### RECORDS SHOWN
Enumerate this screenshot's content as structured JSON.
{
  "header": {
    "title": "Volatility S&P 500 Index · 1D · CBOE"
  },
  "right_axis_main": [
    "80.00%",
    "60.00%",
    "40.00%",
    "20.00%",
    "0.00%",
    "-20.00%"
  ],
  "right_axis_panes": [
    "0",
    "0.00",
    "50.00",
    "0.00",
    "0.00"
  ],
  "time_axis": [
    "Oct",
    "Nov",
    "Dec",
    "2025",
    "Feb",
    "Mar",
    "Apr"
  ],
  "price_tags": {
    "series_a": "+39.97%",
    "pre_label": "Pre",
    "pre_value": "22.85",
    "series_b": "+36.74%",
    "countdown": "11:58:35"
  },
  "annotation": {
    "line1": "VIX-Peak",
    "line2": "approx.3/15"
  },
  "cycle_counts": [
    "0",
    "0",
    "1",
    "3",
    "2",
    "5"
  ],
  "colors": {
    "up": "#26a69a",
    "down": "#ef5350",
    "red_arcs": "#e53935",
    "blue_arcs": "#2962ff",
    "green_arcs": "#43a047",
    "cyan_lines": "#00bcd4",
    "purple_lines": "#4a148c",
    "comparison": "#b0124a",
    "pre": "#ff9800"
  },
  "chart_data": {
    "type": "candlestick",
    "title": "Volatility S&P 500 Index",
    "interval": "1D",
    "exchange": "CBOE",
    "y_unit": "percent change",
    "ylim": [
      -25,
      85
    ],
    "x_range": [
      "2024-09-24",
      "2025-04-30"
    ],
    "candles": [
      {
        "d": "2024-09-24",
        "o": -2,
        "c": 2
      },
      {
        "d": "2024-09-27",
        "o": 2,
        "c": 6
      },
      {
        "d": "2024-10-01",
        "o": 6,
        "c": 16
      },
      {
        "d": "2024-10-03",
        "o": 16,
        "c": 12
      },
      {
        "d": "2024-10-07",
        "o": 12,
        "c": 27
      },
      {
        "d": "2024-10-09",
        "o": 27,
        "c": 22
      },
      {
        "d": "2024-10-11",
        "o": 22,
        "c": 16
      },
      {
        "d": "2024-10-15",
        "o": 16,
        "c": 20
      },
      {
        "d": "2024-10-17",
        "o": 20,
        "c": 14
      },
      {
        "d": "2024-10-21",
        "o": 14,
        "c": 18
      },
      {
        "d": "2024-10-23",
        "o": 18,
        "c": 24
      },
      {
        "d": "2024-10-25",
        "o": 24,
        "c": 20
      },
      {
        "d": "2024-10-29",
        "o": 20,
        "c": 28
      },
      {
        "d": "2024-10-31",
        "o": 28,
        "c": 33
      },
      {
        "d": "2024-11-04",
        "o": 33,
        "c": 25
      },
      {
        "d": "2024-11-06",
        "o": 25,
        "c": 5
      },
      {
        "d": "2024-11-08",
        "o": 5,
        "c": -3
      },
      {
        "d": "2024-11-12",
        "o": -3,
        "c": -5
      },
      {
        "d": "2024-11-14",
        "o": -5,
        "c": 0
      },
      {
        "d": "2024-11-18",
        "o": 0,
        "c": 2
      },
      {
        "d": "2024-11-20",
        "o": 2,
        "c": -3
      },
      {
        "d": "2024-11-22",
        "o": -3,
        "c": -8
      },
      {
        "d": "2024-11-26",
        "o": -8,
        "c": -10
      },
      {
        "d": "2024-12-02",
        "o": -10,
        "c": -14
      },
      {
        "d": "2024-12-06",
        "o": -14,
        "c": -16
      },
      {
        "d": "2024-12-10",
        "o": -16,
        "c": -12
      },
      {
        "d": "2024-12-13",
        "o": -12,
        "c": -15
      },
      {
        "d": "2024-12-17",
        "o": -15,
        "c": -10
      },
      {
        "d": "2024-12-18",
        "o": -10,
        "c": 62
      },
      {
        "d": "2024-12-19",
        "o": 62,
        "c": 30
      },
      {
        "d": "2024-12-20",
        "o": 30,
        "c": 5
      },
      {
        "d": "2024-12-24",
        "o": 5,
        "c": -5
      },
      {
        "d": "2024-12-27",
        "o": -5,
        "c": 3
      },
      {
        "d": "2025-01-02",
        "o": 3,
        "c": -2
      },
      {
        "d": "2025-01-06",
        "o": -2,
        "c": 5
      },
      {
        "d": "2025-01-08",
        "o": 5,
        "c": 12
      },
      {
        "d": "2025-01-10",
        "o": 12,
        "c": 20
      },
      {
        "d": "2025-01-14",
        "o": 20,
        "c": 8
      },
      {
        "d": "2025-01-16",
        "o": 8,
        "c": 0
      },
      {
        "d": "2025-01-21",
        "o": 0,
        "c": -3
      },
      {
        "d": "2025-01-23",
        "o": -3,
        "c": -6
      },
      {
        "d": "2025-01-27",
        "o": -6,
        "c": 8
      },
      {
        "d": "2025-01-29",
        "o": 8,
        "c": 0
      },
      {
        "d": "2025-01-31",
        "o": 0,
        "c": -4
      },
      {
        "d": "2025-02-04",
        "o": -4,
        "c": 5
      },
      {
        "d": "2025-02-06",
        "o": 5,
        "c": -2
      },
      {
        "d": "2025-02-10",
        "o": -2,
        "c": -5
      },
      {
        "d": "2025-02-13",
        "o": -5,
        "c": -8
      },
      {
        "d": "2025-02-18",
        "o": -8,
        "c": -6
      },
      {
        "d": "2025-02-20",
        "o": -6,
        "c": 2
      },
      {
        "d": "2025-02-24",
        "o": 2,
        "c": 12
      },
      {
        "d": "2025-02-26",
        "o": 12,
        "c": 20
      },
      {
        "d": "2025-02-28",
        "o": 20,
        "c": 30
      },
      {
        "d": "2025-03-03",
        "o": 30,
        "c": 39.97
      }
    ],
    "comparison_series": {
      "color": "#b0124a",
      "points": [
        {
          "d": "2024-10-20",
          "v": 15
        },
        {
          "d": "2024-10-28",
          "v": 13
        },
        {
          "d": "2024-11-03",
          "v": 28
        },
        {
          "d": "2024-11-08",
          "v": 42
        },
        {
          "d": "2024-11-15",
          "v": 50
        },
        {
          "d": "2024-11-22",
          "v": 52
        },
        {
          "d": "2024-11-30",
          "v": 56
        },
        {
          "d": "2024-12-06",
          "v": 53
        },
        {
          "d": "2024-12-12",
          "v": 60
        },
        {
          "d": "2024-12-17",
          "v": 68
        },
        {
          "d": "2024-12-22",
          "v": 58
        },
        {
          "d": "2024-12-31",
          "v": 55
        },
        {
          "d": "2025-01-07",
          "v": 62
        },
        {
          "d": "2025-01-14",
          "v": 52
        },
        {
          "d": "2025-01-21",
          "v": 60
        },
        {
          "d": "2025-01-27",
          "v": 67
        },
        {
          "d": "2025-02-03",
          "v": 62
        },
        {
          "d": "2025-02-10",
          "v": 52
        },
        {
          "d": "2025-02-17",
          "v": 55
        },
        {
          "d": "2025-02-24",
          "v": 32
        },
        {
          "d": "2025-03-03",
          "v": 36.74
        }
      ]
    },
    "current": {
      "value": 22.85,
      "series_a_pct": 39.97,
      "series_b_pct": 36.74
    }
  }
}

### WHAT TO WORK ON
Print out every record again, exactly and in full.

### THE SOLUTION
Enumerate this screenshot's content as structured JSON.
{
  "header": {
    "title": "Volatility S&P 500 Index · 1D · CBOE"
  },
  "right_axis_main": [
    "80.00%",
    "60.00%",
    "40.00%",
    "20.00%",
    "0.00%",
    "-20.00%"
  ],
  "right_axis_panes": [
    "0",
    "0.00",
    "50.00",
    "0.00",
    "0.00"
  ],
  "time_axis": [
    "Oct",
    "Nov",
    "Dec",
    "2025",
    "Feb",
    "Mar",
    "Apr"
  ],
  "price_tags": {
    "series_a": "+39.97%",
    "pre_label": "Pre",
    "pre_value": "22.85",
    "series_b": "+36.74%",
    "countdown": "11:58:35"
  },
  "annotation": {
    "line1": "VIX-Peak",
    "line2": "approx.3/15"
  },
  "cycle_counts": [
    "0",
    "0",
    "1",
    "3",
    "2",
    "5"
  ],
  "colors": {
    "up": "#26a69a",
    "down": "#ef5350",
    "red_arcs": "#e53935",
    "blue_arcs": "#2962ff",
    "green_arcs": "#43a047",
    "cyan_lines": "#00bcd4",
    "purple_lines": "#4a148c",
    "comparison": "#b0124a",
    "pre": "#ff9800"
  },
  "chart_data": {
    "type": "candlestick",
    "title": "Volatility S&P 500 Index",
    "interval": "1D",
    "exchange": "CBOE",
    "y_unit": "percent change",
    "ylim": [
      -25,
      85
    ],
    "x_range": [
      "2024-09-24",
      "2025-04-30"
    ],
    "candles": [
      {
        "d": "2024-09-24",
        "o": -2,
        "c": 2
      },
      {
        "d": "2024-09-27",
        "o": 2,
        "c": 6
      },
      {
        "d": "2024-10-01",
        "o": 6,
        "c": 16
      },
      {
        "d": "2024-10-03",
        "o": 16,
        "c": 12
      },
      {
        "d": "2024-10-07",
        "o": 12,
        "c": 27
      },
      {
        "d": "2024-10-09",
        "o": 27,
        "c": 22
      },
      {
        "d": "2024-10-11",
        "o": 22,
        "c": 16
      },
      {
        "d": "2024-10-15",
        "o": 16,
        "c": 20
      },
      {
        "d": "2024-10-17",
        "o": 20,
        "c": 14
      },
      {
        "d": "2024-10-21",
        "o": 14,
        "c": 18
      },
      {
        "d": "2024-10-23",
        "o": 18,
        "c": 24
      },
      {
        "d": "2024-10-25",
        "o": 24,
        "c": 20
      },
      {
        "d": "2024-10-29",
        "o": 20,
        "c": 28
      },
      {
        "d": "2024-10-31",
        "o": 28,
        "c": 33
      },
      {
        "d": "2024-11-04",
        "o": 33,
        "c": 25
      },
      {
        "d": "2024-11-06",
        "o": 25,
        "c": 5
      },
      {
        "d": "2024-11-08",
        "o": 5,
        "c": -3
      },
      {
        "d": "2024-11-12",
        "o": -3,
        "c": -5
      },
      {
        "d": "2024-11-14",
        "o": -5,
        "c": 0
      },
      {
        "d": "2024-11-18",
        "o": 0,
        "c": 2
      },
      {
        "d": "2024-11-20",
        "o": 2,
        "c": -3
      },
      {
        "d": "2024-11-22",
        "o": -3,
        "c": -8
      },
      {
        "d": "2024-11-26",
        "o": -8,
        "c": -10
      },
      {
        "d": "2024-12-02",
        "o": -10,
        "c": -14
      },
      {
        "d": "2024-12-06",
        "o": -14,
        "c": -16
      },
      {
        "d": "2024-12-10",
        "o": -16,
        "c": -12
      },
      {
        "d": "2024-12-13",
        "o": -12,
        "c": -15
      },
      {
        "d": "2024-12-17",
        "o": -15,
        "c": -10
      },
      {
        "d": "2024-12-18",
        "o": -10,
        "c": 62
      },
      {
        "d": "2024-12-19",
        "o": 62,
        "c": 30
      },
      {
        "d": "2024-12-20",
        "o": 30,
        "c": 5
      },
      {
        "d": "2024-12-24",
        "o": 5,
        "c": -5
      },
      {
        "d": "2024-12-27",
        "o": -5,
        "c": 3
      },
      {
        "d": "2025-01-02",
        "o": 3,
        "c": -2
      },
      {
        "d": "2025-01-06",
        "o": -2,
        "c": 5
      },
      {
        "d": "2025-01-08",
        "o": 5,
        "c": 12
      },
      {
        "d": "2025-01-10",
        "o": 12,
        "c": 20
      },
      {
        "d": "2025-01-14",
        "o": 20,
        "c": 8
      },
      {
        "d": "2025-01-16",
        "o": 8,
        "c": 0
      },
      {
        "d": "2025-01-21",
        "o": 0,
        "c": -3
      },
      {
        "d": "2025-01-23",
        "o": -3,
        "c": -6
      },
      {
        "d": "2025-01-27",
        "o": -6,
        "c": 8
      },
      {
        "d": "2025-01-29",
        "o": 8,
        "c": 0
      },
      {
        "d": "2025-01-31",
        "o": 0,
        "c": -4
      },
      {
        "d": "2025-02-04",
        "o": -4,
        "c": 5
      },
      {
        "d": "2025-02-06",
        "o": 5,
        "c": -2
      },
      {
        "d": "2025-02-10",
        "o": -2,
        "c": -5
      },
      {
        "d": "2025-02-13",
        "o": -5,
        "c": -8
      },
      {
        "d": "2025-02-18",
        "o": -8,
        "c": -6
      },
      {
        "d": "2025-02-20",
        "o": -6,
        "c": 2
      },
      {
        "d": "2025-02-24",
        "o": 2,
        "c": 12
      },
      {
        "d": "2025-02-26",
        "o": 12,
        "c": 20
      },
      {
        "d": "2025-02-28",
        "o": 20,
        "c": 30
      },
      {
        "d": "2025-03-03",
        "o": 30,
        "c": 39.97
      }
    ],
    "comparison_series": {
      "color": "#b0124a",
      "points": [
        {
          "d": "2024-10-20",
          "v": 15
        },
        {
          "d": "2024-10-28",
          "v": 13
        },
        {
          "d": "2024-11-03",
          "v": 28
        },
        {
          "d": "2024-11-08",
          "v": 42
        },
        {
          "d": "2024-11-15",
          "v": 50
        },
        {
          "d": "2024-11-22",
          "v": 52
        },
        {
          "d": "2024-11-30",
          "v": 56
        },
        {
          "d": "2024-12-06",
          "v": 53
        },
        {
          "d": "2024-12-12",
          "v": 60
        },
        {
          "d": "2024-12-17",
          "v": 68
        },
        {
          "d": "2024-12-22",
          "v": 58
        },
        {
          "d": "2024-12-31",
          "v": 55
        },
        {
          "d": "2025-01-07",
          "v": 62
        },
        {
          "d": "2025-01-14",
          "v": 52
        },
        {
          "d": "2025-01-21",
          "v": 60
        },
        {
          "d": "2025-01-27",
          "v": 67
        },
        {
          "d": "2025-02-03",
          "v": 62
        },
        {
          "d": "2025-02-10",
          "v": 52
        },
        {
          "d": "2025-02-17",
          "v": 55
        },
        {
          "d": "2025-02-24",
          "v": 32
        },
        {
          "d": "2025-03-03",
          "v": 36.74
        }
      ]
    },
    "current": {
      "value": 22.85,
      "series_a_pct": 39.97,
      "series_b_pct": 36.74
    }
  }
}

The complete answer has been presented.